= Aim of the task =
Change every "data-label-bg" to "label-background" in the data, starting at the first line and ending with the line that contains "legend-label-real-market-value: Real Market". Leave everything else the same.

★ ★ ★ ★ ★ ★ ★

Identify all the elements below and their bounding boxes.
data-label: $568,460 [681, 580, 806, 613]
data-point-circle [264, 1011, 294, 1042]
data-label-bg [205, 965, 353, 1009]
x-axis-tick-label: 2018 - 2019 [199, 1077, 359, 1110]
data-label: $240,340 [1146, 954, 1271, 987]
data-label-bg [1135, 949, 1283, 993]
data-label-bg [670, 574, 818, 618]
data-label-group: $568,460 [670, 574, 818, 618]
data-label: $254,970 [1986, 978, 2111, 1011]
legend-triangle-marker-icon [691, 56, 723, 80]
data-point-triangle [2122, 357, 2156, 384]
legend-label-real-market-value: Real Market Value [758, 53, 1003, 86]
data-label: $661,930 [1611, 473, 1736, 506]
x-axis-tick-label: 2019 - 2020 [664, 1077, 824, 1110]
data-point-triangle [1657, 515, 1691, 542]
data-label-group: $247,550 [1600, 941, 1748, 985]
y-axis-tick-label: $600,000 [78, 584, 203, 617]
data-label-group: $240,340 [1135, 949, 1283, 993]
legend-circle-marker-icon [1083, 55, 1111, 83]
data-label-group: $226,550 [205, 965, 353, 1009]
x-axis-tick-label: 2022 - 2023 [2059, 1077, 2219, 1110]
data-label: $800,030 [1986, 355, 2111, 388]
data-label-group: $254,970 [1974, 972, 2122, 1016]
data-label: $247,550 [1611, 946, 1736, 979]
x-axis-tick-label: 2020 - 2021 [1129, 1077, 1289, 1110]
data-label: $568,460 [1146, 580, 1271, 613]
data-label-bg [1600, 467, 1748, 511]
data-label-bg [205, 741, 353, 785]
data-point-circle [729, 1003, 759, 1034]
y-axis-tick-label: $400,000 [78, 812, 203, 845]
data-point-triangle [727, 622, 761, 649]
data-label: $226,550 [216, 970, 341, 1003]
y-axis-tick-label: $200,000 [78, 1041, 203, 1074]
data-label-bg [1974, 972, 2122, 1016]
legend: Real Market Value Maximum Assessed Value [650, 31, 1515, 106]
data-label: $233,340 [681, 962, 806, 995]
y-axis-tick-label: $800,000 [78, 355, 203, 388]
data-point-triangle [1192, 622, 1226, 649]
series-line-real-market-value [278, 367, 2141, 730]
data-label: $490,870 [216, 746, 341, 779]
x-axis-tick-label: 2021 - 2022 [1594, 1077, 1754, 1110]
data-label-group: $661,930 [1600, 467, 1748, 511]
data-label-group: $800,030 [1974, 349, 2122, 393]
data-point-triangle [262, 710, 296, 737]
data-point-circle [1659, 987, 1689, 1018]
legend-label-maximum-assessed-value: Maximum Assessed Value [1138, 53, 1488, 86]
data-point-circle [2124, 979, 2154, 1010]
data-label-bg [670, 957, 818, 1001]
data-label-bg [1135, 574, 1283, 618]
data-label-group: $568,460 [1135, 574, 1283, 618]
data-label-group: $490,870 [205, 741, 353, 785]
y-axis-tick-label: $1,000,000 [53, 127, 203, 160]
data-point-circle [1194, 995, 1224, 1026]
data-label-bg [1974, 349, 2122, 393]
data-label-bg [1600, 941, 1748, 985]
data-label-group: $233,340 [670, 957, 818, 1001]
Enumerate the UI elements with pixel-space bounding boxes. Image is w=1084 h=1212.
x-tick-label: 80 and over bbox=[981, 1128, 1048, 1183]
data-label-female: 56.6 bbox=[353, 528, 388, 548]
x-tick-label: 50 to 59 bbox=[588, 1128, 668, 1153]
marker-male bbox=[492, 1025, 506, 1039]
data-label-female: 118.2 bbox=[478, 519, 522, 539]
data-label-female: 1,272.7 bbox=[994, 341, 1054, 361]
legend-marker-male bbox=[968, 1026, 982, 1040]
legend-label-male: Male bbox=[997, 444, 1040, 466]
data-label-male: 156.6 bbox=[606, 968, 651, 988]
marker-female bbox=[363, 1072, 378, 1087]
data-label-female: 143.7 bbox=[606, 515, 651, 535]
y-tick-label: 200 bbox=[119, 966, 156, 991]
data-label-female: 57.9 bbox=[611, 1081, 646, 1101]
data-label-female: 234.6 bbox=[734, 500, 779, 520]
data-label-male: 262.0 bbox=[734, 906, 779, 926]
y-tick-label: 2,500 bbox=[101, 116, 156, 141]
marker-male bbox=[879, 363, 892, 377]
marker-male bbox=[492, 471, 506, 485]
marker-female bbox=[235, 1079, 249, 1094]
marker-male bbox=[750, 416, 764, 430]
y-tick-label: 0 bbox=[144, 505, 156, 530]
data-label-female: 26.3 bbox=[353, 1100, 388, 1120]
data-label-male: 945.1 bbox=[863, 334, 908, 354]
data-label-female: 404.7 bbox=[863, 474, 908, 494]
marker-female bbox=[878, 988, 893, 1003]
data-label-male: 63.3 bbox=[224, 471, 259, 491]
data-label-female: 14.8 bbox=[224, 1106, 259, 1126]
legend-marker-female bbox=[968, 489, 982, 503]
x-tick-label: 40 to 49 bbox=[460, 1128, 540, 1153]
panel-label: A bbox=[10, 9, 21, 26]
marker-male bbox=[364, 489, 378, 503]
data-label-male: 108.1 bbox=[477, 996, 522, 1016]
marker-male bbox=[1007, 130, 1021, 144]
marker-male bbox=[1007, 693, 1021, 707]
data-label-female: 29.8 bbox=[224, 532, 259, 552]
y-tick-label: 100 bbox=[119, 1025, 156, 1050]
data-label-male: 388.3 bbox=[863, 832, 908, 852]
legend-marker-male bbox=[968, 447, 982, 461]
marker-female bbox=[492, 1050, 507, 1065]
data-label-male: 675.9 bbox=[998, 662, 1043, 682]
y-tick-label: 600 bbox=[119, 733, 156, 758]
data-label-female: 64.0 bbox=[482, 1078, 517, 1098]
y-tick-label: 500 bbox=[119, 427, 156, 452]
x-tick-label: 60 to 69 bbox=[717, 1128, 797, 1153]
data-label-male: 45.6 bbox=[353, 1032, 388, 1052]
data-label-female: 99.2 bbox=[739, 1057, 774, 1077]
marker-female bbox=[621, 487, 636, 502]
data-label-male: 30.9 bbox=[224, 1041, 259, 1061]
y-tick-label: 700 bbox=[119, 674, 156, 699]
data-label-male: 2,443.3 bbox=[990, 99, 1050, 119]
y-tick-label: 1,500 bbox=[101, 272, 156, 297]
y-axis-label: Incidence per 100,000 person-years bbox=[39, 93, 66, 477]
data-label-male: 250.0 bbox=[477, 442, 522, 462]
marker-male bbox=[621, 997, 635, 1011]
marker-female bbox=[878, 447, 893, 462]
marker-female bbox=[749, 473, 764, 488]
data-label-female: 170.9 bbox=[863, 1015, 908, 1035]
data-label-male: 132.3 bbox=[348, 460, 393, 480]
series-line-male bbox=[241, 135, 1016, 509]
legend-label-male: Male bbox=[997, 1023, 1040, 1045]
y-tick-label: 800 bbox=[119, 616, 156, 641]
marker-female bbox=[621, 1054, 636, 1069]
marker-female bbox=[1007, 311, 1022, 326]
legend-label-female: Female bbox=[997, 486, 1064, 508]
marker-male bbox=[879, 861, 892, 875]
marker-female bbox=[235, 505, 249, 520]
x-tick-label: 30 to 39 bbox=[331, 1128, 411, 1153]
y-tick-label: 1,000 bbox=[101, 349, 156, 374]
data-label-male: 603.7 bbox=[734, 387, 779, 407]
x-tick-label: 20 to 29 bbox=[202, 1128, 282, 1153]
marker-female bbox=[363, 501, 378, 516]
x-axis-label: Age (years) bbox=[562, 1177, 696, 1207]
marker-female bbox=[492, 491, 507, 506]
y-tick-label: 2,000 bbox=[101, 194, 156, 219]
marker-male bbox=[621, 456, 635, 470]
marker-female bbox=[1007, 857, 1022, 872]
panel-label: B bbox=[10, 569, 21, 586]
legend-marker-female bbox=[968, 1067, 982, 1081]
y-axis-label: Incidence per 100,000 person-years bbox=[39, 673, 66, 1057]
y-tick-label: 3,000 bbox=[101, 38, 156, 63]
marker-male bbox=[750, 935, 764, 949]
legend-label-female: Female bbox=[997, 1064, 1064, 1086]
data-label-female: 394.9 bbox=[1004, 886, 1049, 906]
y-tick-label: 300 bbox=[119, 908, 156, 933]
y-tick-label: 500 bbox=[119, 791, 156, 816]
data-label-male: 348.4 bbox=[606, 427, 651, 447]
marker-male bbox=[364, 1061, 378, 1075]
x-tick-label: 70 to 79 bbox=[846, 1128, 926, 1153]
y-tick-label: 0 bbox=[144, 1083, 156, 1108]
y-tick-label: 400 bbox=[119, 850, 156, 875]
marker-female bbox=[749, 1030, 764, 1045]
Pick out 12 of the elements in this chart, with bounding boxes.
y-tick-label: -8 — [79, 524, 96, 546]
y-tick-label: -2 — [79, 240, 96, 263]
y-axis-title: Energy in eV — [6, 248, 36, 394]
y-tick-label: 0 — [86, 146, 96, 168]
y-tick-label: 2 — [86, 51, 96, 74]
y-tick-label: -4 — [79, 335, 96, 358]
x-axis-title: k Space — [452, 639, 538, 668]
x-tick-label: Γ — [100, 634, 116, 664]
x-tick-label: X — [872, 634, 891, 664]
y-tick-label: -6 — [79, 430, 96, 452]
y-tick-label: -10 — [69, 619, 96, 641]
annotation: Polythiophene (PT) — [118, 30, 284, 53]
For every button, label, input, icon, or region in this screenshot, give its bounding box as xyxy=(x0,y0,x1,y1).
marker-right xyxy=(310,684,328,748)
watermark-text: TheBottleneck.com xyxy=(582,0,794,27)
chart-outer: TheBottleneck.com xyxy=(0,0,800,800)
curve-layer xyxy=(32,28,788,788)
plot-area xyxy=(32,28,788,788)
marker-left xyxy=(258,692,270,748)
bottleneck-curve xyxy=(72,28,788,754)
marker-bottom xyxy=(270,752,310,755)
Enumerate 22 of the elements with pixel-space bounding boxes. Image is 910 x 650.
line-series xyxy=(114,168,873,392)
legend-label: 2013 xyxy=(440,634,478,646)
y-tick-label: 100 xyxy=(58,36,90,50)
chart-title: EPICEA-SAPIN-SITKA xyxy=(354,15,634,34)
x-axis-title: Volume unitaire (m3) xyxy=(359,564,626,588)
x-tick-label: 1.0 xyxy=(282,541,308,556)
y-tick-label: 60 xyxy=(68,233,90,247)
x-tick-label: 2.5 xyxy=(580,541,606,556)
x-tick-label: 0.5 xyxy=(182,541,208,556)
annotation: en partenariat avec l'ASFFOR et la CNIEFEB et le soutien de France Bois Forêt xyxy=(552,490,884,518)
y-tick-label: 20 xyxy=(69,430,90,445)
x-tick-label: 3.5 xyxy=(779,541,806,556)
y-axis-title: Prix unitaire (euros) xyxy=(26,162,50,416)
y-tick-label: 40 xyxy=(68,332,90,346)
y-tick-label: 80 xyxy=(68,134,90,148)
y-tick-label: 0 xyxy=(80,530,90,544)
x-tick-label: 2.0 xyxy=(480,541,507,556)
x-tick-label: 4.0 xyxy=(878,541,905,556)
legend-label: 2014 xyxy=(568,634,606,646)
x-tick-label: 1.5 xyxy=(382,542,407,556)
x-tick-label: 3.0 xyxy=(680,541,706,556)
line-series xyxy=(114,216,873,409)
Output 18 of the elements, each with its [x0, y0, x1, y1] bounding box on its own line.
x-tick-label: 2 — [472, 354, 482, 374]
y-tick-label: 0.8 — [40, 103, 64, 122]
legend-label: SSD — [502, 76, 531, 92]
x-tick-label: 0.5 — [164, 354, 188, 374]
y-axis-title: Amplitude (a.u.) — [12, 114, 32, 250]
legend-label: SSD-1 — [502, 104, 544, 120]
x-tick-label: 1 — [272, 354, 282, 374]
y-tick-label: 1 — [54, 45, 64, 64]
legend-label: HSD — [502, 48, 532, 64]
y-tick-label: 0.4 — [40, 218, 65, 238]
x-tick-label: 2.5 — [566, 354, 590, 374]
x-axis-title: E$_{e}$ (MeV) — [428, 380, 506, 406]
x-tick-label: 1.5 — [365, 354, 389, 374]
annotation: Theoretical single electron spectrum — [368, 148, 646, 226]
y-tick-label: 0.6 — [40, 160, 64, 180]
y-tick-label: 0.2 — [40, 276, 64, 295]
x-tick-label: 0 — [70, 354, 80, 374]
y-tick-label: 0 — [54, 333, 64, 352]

★ ★ ★ ★ ★ ★ ★

= Output for this task =
Identify all the elements below and their bounding boxes.
data-label: $568,460 [681, 580, 806, 613]
data-point-circle [264, 1011, 294, 1042]
label-background [205, 965, 353, 1009]
x-axis-tick-label: 2018 - 2019 [199, 1077, 359, 1110]
data-label: $240,340 [1146, 954, 1271, 987]
label-background [1135, 949, 1283, 993]
label-background [670, 574, 818, 618]
data-label-group: $568,460 [670, 574, 818, 618]
data-label: $254,970 [1986, 978, 2111, 1011]
legend-triangle-marker-icon [691, 56, 723, 80]
data-point-triangle [2122, 357, 2156, 384]
legend-label-real-market-value: Real Market Value [758, 53, 1003, 86]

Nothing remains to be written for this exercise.